_Aim of the task:_ Below are the records; collect from them each line containing the string "this".

** START Records provided **

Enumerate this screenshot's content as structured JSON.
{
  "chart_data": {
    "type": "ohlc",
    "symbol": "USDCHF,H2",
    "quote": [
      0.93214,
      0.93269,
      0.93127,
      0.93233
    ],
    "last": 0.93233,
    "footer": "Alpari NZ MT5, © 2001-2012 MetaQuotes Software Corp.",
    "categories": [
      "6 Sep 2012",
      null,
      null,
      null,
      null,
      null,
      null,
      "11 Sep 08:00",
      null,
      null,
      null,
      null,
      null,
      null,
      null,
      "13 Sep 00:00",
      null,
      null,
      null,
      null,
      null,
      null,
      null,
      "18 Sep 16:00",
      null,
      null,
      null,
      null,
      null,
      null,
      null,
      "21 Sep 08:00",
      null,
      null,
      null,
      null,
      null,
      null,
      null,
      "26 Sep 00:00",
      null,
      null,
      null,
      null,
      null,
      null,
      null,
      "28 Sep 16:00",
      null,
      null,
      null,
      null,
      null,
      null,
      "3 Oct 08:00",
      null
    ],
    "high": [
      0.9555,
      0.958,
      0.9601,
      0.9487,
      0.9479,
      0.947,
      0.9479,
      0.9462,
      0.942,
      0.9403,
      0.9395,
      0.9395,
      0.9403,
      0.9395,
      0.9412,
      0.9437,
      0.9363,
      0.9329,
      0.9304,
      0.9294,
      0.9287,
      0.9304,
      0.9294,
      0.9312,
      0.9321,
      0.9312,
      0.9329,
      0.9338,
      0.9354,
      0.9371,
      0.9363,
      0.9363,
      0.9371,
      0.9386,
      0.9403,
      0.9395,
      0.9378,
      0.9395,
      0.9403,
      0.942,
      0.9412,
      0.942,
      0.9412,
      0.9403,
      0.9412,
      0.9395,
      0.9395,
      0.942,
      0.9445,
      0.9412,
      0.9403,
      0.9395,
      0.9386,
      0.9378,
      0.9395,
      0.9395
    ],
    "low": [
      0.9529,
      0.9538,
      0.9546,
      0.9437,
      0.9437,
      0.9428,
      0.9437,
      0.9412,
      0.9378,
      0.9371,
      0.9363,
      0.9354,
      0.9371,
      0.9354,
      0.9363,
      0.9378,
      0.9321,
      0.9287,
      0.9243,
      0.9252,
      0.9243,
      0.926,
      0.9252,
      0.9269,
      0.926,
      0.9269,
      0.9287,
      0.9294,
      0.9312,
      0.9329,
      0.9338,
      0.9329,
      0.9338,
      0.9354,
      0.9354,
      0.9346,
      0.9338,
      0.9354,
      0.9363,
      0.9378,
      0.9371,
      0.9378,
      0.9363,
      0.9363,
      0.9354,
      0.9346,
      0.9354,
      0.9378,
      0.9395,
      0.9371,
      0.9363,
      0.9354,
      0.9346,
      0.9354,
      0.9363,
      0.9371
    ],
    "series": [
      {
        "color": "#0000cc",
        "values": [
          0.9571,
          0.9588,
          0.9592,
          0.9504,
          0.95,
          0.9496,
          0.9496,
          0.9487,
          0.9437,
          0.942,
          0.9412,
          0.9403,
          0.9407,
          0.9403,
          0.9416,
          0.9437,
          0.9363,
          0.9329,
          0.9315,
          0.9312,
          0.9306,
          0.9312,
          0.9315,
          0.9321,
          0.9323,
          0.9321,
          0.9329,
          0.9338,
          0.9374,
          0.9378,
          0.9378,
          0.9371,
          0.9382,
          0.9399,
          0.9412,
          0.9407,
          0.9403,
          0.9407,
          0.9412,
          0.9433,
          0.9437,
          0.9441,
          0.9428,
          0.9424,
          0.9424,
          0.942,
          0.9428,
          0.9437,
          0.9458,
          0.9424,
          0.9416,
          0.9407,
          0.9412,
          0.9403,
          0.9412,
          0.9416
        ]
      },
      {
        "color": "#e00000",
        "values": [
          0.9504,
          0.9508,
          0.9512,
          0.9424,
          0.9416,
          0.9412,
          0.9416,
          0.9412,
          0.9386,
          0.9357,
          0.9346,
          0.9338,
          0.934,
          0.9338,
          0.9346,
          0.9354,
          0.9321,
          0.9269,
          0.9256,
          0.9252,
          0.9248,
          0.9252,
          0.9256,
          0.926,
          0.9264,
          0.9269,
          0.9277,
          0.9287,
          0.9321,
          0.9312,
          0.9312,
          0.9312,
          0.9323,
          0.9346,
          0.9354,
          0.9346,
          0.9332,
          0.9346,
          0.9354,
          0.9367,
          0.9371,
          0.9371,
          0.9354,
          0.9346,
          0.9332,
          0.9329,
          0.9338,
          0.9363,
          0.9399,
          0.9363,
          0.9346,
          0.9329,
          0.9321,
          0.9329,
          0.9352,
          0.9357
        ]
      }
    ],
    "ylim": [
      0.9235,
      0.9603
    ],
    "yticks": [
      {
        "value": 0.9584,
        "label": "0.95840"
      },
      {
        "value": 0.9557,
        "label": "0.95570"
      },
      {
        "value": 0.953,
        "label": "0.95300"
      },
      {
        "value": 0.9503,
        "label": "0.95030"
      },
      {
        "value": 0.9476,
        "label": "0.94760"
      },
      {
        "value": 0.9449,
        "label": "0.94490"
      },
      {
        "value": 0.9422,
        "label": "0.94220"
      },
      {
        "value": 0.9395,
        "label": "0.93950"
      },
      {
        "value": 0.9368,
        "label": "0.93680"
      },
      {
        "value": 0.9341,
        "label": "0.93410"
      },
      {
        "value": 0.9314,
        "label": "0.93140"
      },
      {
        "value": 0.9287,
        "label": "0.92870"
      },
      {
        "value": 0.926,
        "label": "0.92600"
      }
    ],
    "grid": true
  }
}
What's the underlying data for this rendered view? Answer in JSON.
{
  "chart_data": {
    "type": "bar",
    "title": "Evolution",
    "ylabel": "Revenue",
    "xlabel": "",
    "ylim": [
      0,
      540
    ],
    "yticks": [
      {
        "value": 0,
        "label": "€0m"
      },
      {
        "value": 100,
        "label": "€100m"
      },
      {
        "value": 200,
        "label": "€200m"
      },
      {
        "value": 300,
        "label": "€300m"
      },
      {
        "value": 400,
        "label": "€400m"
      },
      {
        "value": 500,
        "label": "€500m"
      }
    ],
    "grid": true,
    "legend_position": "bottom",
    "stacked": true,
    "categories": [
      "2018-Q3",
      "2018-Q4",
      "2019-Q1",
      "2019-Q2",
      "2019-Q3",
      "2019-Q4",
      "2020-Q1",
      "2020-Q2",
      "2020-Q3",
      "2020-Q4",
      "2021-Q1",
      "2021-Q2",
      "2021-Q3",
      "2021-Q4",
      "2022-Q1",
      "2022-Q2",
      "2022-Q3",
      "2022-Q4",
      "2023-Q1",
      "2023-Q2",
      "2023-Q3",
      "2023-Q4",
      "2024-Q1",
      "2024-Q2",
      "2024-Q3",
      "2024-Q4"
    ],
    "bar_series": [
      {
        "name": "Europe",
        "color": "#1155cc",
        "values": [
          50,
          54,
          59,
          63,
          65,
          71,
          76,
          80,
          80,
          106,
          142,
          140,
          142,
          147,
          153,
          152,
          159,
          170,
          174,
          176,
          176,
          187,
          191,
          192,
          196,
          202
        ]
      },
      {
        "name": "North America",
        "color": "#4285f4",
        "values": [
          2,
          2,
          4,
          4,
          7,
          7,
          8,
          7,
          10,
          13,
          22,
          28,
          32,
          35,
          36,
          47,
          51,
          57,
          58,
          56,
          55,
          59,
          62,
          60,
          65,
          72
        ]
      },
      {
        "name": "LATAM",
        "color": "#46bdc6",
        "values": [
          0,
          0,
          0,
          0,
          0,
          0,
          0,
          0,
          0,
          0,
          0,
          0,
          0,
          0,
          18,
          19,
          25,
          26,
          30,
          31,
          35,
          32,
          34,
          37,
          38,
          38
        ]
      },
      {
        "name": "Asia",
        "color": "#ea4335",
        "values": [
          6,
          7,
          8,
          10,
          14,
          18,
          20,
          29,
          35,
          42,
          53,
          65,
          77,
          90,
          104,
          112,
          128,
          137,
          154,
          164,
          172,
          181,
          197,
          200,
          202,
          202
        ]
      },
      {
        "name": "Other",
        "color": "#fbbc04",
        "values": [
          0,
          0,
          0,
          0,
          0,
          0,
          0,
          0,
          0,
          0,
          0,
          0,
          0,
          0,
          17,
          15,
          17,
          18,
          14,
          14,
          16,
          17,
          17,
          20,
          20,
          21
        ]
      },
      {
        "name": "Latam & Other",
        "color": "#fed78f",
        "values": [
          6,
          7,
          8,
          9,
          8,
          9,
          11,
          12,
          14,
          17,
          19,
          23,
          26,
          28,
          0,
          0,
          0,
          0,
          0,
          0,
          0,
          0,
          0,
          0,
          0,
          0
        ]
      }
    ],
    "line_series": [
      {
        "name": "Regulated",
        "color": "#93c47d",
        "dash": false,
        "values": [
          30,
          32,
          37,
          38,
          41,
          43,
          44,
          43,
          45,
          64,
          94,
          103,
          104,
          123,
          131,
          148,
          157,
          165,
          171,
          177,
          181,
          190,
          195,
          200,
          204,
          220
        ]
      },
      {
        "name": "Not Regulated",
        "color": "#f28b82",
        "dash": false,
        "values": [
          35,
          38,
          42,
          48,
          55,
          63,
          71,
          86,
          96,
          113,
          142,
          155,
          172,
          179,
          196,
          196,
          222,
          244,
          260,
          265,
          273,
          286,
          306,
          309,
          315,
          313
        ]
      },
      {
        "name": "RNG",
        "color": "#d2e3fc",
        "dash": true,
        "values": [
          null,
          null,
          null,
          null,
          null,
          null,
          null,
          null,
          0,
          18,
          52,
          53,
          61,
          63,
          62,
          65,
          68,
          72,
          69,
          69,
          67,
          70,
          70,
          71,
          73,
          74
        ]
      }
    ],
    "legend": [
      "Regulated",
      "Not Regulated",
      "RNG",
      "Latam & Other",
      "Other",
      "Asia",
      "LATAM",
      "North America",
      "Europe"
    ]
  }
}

** END Records provided **

_Expected answer:_
Enumerate this screenshot's content as structured JSON.
What's the underlying data for this rendered view? Answer in JSON.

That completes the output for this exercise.